──────── Dataset excerpts

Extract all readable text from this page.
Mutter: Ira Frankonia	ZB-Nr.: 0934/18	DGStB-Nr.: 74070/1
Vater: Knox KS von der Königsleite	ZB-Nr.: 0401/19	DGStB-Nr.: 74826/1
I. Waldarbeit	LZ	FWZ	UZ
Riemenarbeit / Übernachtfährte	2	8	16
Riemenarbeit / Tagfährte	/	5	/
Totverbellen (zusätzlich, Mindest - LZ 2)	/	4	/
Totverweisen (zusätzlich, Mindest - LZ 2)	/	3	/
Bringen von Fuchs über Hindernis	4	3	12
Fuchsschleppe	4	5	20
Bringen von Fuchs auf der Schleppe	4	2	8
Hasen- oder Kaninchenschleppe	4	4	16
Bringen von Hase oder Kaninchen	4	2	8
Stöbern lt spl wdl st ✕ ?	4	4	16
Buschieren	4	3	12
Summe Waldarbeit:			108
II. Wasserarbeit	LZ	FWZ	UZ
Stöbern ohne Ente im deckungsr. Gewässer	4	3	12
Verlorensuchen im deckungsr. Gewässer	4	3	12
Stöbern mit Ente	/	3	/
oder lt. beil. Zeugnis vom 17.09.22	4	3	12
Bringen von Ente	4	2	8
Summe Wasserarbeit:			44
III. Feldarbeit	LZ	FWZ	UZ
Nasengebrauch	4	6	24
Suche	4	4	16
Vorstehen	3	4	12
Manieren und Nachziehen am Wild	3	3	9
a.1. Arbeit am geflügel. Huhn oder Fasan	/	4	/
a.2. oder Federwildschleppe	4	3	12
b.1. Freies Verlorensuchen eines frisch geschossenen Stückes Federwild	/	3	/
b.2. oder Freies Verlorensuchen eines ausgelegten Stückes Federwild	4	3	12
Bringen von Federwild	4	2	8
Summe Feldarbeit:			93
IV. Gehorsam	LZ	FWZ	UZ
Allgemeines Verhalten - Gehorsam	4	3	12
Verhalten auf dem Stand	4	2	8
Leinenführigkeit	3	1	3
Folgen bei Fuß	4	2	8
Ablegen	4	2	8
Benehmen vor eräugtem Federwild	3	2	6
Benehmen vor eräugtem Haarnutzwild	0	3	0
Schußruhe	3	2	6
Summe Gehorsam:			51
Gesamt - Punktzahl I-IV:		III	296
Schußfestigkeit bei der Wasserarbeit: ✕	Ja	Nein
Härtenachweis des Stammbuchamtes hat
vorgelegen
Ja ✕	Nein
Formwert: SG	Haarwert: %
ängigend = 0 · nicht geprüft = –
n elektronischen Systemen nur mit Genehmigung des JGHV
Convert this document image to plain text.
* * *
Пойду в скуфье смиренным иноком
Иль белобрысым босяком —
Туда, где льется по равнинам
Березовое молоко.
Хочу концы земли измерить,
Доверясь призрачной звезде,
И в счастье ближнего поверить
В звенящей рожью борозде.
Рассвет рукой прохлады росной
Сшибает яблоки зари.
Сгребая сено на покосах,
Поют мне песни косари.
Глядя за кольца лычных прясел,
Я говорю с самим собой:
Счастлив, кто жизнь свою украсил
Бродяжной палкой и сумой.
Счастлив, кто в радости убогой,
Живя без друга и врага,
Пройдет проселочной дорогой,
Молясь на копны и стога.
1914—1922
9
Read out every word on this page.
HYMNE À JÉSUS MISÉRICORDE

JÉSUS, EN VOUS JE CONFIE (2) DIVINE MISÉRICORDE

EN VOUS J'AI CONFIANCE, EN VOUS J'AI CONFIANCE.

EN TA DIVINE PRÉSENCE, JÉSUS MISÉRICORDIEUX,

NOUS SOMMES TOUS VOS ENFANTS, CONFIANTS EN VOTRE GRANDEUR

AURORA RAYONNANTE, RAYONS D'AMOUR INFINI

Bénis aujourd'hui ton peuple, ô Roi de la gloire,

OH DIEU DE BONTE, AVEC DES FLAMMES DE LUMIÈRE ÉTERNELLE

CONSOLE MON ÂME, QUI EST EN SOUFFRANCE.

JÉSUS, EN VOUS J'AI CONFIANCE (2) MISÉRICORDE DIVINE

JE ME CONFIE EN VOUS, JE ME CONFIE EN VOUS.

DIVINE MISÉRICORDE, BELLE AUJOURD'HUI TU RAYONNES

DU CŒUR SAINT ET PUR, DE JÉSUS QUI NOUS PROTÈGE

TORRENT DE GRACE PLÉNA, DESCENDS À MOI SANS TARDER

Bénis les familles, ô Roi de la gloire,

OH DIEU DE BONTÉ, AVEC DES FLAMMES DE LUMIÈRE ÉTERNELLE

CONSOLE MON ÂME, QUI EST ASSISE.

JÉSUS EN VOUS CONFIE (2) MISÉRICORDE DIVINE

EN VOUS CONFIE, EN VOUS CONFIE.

────────────────

_What to do_: Look through the data above. Find each line with the string "ÉTERNELLE" and copy it.

_Response to this exercise_:
OH DIEU DE BONTE, AVEC DES FLAMMES DE LUMIÈRE ÉTERNELLE
OH DIEU DE BONTÉ, AVEC DES FLAMMES DE LUMIÈRE ÉTERNELLE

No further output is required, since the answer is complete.